[Data records]
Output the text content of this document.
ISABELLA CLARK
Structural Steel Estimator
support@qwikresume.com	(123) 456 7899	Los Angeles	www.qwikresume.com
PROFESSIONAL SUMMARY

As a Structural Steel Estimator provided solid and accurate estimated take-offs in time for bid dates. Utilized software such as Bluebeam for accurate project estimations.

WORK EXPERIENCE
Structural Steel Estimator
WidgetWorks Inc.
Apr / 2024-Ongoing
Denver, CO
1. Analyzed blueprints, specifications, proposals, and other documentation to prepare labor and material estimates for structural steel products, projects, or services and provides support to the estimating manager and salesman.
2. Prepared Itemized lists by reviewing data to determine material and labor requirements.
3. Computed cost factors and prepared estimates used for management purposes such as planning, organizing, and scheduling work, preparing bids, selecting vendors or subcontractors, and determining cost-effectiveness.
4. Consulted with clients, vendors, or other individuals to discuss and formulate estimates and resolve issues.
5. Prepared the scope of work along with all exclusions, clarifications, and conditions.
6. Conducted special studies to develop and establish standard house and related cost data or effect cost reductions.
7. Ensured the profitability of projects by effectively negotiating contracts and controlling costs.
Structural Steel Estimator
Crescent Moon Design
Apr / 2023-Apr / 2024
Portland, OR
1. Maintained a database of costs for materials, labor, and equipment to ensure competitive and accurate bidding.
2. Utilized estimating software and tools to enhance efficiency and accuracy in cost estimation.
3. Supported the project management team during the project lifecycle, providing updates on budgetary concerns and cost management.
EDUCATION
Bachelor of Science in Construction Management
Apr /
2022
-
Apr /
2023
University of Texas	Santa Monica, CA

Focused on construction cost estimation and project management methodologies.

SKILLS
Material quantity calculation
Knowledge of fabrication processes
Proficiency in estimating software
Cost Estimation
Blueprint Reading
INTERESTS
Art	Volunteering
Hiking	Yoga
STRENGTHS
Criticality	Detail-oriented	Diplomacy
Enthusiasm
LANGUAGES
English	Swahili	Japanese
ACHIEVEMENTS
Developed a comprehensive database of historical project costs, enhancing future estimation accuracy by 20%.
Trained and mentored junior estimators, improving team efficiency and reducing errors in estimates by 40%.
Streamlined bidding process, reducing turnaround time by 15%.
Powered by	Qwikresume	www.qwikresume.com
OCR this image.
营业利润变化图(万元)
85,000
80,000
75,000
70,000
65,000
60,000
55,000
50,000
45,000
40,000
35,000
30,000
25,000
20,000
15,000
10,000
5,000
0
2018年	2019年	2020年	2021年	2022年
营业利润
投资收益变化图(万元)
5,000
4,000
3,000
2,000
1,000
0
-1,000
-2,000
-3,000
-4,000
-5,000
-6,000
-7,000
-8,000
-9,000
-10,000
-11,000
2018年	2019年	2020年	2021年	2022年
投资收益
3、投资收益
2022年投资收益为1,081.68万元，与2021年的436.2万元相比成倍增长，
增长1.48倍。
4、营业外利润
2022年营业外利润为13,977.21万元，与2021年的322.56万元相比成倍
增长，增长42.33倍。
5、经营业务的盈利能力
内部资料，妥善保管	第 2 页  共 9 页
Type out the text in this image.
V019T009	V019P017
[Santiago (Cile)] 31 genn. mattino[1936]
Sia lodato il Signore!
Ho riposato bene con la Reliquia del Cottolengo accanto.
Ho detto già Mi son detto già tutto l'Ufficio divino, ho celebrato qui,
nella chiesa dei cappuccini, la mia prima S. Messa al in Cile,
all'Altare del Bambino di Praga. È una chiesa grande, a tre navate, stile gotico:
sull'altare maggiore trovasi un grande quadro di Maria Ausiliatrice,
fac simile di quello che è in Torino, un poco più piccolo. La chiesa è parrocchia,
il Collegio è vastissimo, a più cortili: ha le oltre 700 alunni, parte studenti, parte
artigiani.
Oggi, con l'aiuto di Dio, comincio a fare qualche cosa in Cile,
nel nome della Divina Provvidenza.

### DIRECTIONS FOR THIS TASK
Reproduce each record shown above without altering a single word.

### WRITTEN RESPONSE
Output the text content of this document.
ISABELLA CLARK
Structural Steel Estimator
support@qwikresume.com	(123) 456 7899	Los Angeles	www.qwikresume.com
PROFESSIONAL SUMMARY

As a Structural Steel Estimator provided solid and accurate estimated take-offs in time for bid dates. Utilized software such as Bluebeam for accurate project estimations.

WORK EXPERIENCE
Structural Steel Estimator
WidgetWorks Inc.
Apr / 2024-Ongoing
Denver, CO
1. Analyzed blueprints, specifications, proposals, and other documentation to prepare labor and material estimates for structural steel products, projects, or services and provides support to the estimating manager and salesman.
2. Prepared Itemized lists by reviewing data to determine material and labor requirements.
3. Computed cost factors and prepared estimates used for management purposes such as planning, organizing, and scheduling work, preparing bids, selecting vendors or subcontractors, and determining cost-effectiveness.
4. Consulted with clients, vendors, or other individuals to discuss and formulate estimates and resolve issues.
5. Prepared the scope of work along with all exclusions, clarifications, and conditions.
6. Conducted special studies to develop and establish standard house and related cost data or effect cost reductions.
7. Ensured the profitability of projects by effectively negotiating contracts and controlling costs.
Structural Steel Estimator
Crescent Moon Design
Apr / 2023-Apr / 2024
Portland, OR
1. Maintained a database of costs for materials, labor, and equipment to ensure competitive and accurate bidding.
2. Utilized estimating software and tools to enhance efficiency and accuracy in cost estimation.
3. Supported the project management team during the project lifecycle, providing updates on budgetary concerns and cost management.
EDUCATION
Bachelor of Science in Construction Management
Apr /
2022
-
Apr /
2023
University of Texas	Santa Monica, CA

Focused on construction cost estimation and project management methodologies.

SKILLS
Material quantity calculation
Knowledge of fabrication processes
Proficiency in estimating software
Cost Estimation
Blueprint Reading
INTERESTS
Art	Volunteering
Hiking	Yoga
STRENGTHS
Criticality	Detail-oriented	Diplomacy
Enthusiasm
LANGUAGES
English	Swahili	Japanese
ACHIEVEMENTS
Developed a comprehensive database of historical project costs, enhancing future estimation accuracy by 20%.
Trained and mentored junior estimators, improving team efficiency and reducing errors in estimates by 40%.
Streamlined bidding process, reducing turnaround time by 15%.
Powered by	Qwikresume	www.qwikresume.com
OCR this image.
营业利润变化图(万元)
85,000
80,000
75,000
70,000
65,000
60,000
55,000
50,000
45,000
40,000
35,000
30,000
25,000
20,000
15,000
10,000
5,000
0
2018年	2019年	2020年	2021年	2022年
营业利润
投资收益变化图(万元)
5,000
4,000
3,000
2,000
1,000
0
-1,000
-2,000
-3,000
-4,000
-5,000
-6,000
-7,000
-8,000
-9,000
-10,000
-11,000
2018年	2019年	2020年	2021年	2022年
投资收益
3、投资收益
2022年投资收益为1,081.68万元，与2021年的436.2万元相比成倍增长，
增长1.48倍。
4、营业外利润
2022年营业外利润为13,977.21万元，与2021年的322.56万元相比成倍
增长，增长42.33倍。
5、经营业务的盈利能力
内部资料，妥善保管	第 2 页  共 9 页
Type out the text in this image.
V019T009	V019P017
[Santiago (Cile)] 31 genn. mattino[1936]
Sia lodato il Signore!
Ho riposato bene con la Reliquia del Cottolengo accanto.
Ho detto già Mi son detto già tutto l'Ufficio divino, ho celebrato qui,
nella chiesa dei cappuccini, la mia prima S. Messa al in Cile,
all'Altare del Bambino di Praga. È una chiesa grande, a tre navate, stile gotico:
sull'altare maggiore trovasi un grande quadro di Maria Ausiliatrice,
fac simile di quello che è in Torino, un poco più piccolo. La chiesa è parrocchia,
il Collegio è vastissimo, a più cortili: ha le oltre 700 alunni, parte studenti, parte
artigiani.
Oggi, con l'aiuto di Dio, comincio a fare qualche cosa in Cile,
nel nome della Divina Provvidenza.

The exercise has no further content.